Cine y televisión, pero también la marca del sonido Moura, la fuerza del envoltorio musical producido por Lucas es que llena la escucha de todo lo que nos formó sentimentalmente a los que tuvimos infancia entre la primavera y el invierno alfonsinista. El contraste de las inminencias y las heridas abiertas, el abismo que esperaba a las familias asalariadas y al sueño democrático al doblar la esquina, pero con la posibilidad siempre abierta de que un trencito de la alegría te rescate a mitad de cuadra.
Por eso, voy a insistir en el nivel de la producción porque no puedo escribir con letras en luces de neón para resaltar lo suficiente lo élite que es este trabajo. Inédito para la música argentina, y un poco más allá también, podría ser el disco soñado por cualquiera de los principales y emblemáticos productores de la cultura hip hop, esos que plantan bandera de haber hecho lenguaje histórico y reivindicatorio de sus causas a partir de la integración de las músicas, los sonidos, las batallas, los discursos de sus héroes reales y los de la ciencia ficción que se tuvieron que inventar porque ninguno representaba a su comunidad.

[REGISTROS PROPORCIONADOS]
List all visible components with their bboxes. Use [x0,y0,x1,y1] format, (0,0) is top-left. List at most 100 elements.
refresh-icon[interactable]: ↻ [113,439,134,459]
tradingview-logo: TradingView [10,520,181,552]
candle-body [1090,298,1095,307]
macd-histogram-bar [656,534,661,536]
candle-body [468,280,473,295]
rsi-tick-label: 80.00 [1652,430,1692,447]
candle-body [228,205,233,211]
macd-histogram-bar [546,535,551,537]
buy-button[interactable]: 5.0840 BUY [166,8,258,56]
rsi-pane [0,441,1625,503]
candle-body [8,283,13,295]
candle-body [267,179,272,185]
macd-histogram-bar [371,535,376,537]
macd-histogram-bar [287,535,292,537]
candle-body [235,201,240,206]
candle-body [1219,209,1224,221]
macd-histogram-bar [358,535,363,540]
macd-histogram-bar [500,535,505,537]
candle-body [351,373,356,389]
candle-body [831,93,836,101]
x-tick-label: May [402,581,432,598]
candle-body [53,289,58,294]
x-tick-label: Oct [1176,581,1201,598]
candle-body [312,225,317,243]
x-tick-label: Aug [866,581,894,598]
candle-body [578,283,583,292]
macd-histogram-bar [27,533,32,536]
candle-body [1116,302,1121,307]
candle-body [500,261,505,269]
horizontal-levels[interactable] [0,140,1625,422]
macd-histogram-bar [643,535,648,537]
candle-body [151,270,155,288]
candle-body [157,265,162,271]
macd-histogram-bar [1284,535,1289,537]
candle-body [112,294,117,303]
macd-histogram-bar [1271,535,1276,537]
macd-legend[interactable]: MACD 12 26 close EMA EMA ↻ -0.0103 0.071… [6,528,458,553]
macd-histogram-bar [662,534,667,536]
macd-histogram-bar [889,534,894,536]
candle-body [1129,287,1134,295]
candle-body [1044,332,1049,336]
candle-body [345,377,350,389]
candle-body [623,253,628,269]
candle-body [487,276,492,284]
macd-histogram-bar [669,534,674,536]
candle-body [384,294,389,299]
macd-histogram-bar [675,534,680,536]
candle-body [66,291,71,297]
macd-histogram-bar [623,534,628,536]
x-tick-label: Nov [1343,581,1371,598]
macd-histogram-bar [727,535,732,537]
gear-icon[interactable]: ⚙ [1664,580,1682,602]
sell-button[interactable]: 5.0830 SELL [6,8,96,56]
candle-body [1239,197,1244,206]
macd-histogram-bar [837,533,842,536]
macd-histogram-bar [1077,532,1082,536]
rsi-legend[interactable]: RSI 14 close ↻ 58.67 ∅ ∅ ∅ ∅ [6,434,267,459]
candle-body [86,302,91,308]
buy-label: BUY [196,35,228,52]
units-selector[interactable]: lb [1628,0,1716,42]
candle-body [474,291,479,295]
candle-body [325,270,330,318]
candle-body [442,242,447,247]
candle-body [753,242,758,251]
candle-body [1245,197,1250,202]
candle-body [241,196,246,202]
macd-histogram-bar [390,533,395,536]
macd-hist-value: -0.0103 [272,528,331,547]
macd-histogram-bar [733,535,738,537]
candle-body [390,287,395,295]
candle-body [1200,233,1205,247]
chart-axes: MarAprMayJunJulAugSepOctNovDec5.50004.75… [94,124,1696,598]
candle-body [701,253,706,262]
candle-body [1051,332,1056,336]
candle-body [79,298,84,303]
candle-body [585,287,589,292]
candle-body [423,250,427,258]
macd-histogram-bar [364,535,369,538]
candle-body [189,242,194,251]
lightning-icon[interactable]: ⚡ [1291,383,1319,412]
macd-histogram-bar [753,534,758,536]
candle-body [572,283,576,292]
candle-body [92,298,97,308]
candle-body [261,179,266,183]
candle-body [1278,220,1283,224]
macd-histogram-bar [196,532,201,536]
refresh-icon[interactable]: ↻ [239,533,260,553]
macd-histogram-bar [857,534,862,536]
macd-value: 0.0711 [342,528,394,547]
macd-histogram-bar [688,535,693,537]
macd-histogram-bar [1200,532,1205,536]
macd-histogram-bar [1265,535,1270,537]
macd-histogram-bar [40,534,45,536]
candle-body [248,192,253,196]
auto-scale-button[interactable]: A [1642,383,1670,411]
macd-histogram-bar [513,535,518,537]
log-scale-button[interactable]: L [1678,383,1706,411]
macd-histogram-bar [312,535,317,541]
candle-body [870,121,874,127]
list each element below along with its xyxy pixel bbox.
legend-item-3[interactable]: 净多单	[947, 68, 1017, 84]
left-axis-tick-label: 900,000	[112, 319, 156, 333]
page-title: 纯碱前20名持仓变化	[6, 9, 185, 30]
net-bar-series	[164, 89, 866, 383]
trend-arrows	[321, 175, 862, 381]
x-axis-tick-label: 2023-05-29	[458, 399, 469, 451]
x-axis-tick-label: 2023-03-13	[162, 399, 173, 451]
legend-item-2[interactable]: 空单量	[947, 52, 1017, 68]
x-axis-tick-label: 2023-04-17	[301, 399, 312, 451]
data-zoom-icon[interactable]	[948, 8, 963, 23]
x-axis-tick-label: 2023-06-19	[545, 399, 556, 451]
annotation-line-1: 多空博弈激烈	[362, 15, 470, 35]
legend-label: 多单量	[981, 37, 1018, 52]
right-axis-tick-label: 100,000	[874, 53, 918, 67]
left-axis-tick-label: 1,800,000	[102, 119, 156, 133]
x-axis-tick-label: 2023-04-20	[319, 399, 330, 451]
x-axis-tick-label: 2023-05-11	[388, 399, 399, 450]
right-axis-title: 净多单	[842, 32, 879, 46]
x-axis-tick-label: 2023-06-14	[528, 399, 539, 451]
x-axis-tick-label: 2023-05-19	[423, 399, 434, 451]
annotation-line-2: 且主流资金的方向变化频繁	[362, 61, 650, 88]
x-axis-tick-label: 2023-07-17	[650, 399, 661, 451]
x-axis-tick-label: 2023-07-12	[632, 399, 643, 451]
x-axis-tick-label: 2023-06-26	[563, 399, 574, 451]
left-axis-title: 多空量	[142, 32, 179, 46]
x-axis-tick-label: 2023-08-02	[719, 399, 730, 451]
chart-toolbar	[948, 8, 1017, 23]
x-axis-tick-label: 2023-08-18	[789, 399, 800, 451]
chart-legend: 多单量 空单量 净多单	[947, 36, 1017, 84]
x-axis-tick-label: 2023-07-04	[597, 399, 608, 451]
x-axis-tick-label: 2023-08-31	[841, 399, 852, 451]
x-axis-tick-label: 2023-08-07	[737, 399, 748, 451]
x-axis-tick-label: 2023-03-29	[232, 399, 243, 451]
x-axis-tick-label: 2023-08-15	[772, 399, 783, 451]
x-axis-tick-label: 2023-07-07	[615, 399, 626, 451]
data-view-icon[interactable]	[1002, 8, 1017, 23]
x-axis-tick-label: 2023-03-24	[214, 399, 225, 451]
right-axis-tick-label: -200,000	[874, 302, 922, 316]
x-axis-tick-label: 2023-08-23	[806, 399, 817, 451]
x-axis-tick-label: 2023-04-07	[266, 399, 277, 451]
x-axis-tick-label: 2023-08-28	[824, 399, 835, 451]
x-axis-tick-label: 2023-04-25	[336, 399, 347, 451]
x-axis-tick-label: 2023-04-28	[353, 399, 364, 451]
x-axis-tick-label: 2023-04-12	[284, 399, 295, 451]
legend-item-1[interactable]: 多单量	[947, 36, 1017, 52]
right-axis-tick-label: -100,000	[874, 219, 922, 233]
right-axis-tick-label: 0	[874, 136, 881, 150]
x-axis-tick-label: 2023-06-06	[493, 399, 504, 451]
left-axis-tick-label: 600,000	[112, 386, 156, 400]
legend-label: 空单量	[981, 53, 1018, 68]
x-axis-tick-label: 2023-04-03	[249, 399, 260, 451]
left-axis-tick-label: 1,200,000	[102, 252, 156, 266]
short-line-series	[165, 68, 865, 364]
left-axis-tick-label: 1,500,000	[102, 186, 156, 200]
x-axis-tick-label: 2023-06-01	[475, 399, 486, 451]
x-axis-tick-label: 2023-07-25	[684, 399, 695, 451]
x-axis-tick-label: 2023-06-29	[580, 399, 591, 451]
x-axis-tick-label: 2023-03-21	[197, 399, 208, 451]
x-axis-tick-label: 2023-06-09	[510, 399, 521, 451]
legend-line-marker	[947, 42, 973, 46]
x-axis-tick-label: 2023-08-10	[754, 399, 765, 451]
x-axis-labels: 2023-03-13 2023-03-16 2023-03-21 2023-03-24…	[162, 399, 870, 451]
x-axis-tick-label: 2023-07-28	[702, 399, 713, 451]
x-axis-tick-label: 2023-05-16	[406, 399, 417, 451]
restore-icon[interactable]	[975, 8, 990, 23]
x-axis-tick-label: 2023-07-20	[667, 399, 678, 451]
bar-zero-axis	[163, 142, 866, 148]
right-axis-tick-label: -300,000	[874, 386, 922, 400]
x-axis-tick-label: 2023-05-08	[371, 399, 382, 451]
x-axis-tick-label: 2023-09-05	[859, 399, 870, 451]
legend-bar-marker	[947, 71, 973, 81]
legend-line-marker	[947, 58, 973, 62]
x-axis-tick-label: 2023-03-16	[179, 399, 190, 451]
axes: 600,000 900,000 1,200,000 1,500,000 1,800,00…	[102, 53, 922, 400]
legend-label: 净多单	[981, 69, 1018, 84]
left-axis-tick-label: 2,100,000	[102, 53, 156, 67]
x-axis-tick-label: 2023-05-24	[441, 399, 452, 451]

[CONSIGNAS]
**A)** Reproduce el fragmento sobre el disco desde "Por eso, voy" hasta "a su comunidad." inclusive.
**B)** Enumera todo lo que, según el fragmento sobre el disco, integran los productores de la cultura hip hop para hacer lenguaje histórico y reivindicatorio de sus causas.
**C)** Continúa el fragmento sobre el disco a partir de su última oración.

[RESPUESTAS POR CONSIGNA]
**A)**
Por eso, voy a insistir en el nivel de la producción porque no puedo escribir con letras en luces de neón para resaltar lo suficiente lo élite que es este trabajo. Inédito para la música argentina, y un poco más allá también, podría ser el disco soñado por cualquiera de los principales y emblemáticos productores de la cultura hip hop, esos que plantan bandera de haber hecho lenguaje histórico y reivindicatorio de sus causas a partir de la integración de las músicas, los sonidos, las batallas, los discursos de sus héroes reales y los de la ciencia ficción que se tuvieron que inventar porque ninguno representaba a su comunidad.

**B)**
- las músicas
- los sonidos
- las batallas
- los discursos de sus héroes reales
- los discursos de los héroes de la ciencia ficción que se tuvieron que inventar

**C)**
El sonido de lo que nadie quiere ver no solo no tiene nada que envidiarle, sino que podría poner a correr a cualquier álbum instrumental, de beats o de historias, de Pete Rock a The Alchemist, pasando por esa cumbre gloriosa que hace Madlib y su Quasimoto, MF DOOM, ni hablar la forma de historizar de RZA. Lucas nos muestra algo esencial y en un momento musical fundamental: es posible hacer una obra de arte así, 100% argentina, a la que accidental, pero también acertadamente, le pone el nombre de “música documental” para sortear las demandas del lenguaje definitorio.
Y hablando de lenguaje, me gusta mucho que me haya hablado de fantasía para presentar este primer volumen, no solo porque parte de la desgracia de esta época es la literalidad, sino porque convoca lo fantástico a través de elementos reales y nos salva del ejercicio crítico enviciado y la solemnidad del revisionismo. Lo lúdico no solo no le quita a Lucas lo lúcido, más aún, lo reafirma y lo vuelve sublime.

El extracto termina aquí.